**What you need to do:**
• a. Answer these questions using the opinion:
(i) What is the docket number of the case?
(ii) On what date did Pratt submit her letter of resignation?
(iii) Which employer sent Pratt a written offer of employment on June 28?
• b. Rewrite the opinion starting with "Agee Clymer, Mitchell" and going on through "Commission of Ohio.", putting "Principal Assistant Attorney General" in place of "Assistant Attorney General".

**Source text:**
The State ex rel. Ohio State Univ. v. Pratt

Decision Date18 November 2022
Docket Number2021-1350
Citation2022 Ohio 4111
PartiesThe State ex rel. Ohio State University, Appellee, v. Pratt, Appellant; Industrial Commission of Ohio, Appellee.
CourtOhio Supreme Court

Submitted August 2, 2022

Appeal from the Court of Appeals for Franklin County, No. 19AP-603 2021-Ohio-3420.

Dave Yost, Attorney General; and Park Street Law Group, L.L.C and Donald P. Beck, for appellee Ohio State University.

Agee Clymer, Mitchell & Portman, Sara L. McElroy, and Eric B. Cameron, for appellant.

Dave Yost, Attorney General, and Cindy Albrecht, Assistant Attorney General, for appellee Industrial Commission of Ohio.


{¶ 1} Appellant, Lori Pratt, gave her former employer appellee Ohio State University, two weeks' notice of her intention to resign. In the ensuing two weeks, Pratt sustained a work injury, had surgery, and accepted an offer of employment from a different employer. The Industrial Commission of Ohio awarded Pratt temporary-total-disability ("TTD") compensation.

{¶ 2} Ohio State asked the Tenth District Court of Appeals for a writ of mandamus ordering the commission to reverse its decision because Pratt had resigned from her employment with Ohio State prior to her injury. The Tenth District granted the writ, relying on its interpretation of our opinion in State ex rel. Klein v. Precision Excavating & Grading Co., 155 Ohio St.3d 78, 2018-Ohio-3890, 119 N.E.3d 386, and Pratt appealed.

{¶ 3} This case presents the question whether our decision in Klein redefined voluntary abandonment of the workforce as voluntary abandonment of the injured worker's position. We answer that question in the negative. We further conclude that Ohio State has not shown that the commission abused its discretion by determining that but for her work injury, Pratt would have remained in the workforce. We therefore reverse the Tenth District's judgment and deny the writ.


{¶ 4} On June 20, 2017, after working for Ohio State for nearly ten years, Pratt submitted a letter of resignation, stating that her last day of work would be July 5. However, on June 24, she sustained injuries while working for Ohio State. Ohio State, a self-insuring employer, allowed her workers' compensation claim for right-elbow injuries. She had surgery on June 27. On June 28, she received a written offer of employment from Sweet Carrot, with work to commence at a "time to be decided by mutual agreement in late summer/early fall [of] 2017." Pratt signed the offer letter, accepting the terms of employment.

{¶ 5} Pratt requested TTD compensation commencing from the date of her injury, which Ohio State initially granted. However, Ohio State later asked the commission to terminate Pratt's TTD compensation based on her resignation letter. A district hearing officer ("DHO") granted the request, because Pratt's "voluntary departure from employment by virtue of her 6/20/2017 resignation * * * precludes receipt of temporary total disability compensation." Pratt appealed.

Page segmentation data
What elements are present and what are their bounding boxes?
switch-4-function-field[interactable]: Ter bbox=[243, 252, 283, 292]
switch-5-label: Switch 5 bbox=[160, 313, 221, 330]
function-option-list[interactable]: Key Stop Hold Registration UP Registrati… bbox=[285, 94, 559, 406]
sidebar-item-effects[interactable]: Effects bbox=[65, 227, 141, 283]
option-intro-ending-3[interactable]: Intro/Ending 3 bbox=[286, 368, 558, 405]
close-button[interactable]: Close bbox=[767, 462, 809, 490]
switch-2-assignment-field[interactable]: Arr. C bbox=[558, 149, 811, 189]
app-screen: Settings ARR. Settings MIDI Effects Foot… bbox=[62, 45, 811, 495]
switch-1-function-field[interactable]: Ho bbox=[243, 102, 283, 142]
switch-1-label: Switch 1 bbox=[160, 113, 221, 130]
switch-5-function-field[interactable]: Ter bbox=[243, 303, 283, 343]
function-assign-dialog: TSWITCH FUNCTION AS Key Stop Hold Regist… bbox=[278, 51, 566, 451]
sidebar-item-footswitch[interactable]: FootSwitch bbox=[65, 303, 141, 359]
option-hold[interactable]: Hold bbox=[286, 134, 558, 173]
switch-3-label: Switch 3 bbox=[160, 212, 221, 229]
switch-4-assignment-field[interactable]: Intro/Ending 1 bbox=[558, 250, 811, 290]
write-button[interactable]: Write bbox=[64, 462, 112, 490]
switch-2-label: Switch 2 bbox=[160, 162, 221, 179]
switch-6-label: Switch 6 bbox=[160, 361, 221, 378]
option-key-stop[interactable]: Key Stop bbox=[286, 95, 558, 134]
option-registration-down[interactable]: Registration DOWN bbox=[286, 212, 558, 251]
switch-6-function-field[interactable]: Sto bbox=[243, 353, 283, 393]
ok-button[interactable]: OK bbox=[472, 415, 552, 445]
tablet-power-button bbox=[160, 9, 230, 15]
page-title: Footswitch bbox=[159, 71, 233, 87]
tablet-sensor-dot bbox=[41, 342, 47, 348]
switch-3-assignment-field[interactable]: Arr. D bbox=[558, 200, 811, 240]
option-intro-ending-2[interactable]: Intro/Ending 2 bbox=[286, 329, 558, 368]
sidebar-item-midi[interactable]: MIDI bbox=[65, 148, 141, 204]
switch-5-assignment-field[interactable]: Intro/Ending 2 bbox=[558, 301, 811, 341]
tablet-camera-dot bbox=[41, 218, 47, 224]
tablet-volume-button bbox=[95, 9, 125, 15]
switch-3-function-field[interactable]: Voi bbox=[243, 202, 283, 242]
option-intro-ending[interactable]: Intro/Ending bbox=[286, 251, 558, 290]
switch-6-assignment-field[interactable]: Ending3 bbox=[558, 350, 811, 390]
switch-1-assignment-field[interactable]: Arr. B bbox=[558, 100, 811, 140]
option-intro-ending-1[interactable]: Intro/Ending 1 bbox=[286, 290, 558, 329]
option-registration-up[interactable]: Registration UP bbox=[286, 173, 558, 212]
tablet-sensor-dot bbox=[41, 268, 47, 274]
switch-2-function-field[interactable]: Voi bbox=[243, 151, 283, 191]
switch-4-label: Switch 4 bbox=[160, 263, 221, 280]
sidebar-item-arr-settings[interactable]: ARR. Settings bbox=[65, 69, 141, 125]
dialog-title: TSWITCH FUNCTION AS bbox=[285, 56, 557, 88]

**Answers below:**
• a.
(i) 2021-1350
(ii) June 20, 2017
(iii) Sweet Carrot

• b.
Agee Clymer, Mitchell & Portman, Sara L. McElroy, and Eric B. Cameron, for appellant.

Dave Yost, Attorney General, and Cindy Albrecht, Principal Assistant Attorney General, for appellee Industrial Commission of Ohio.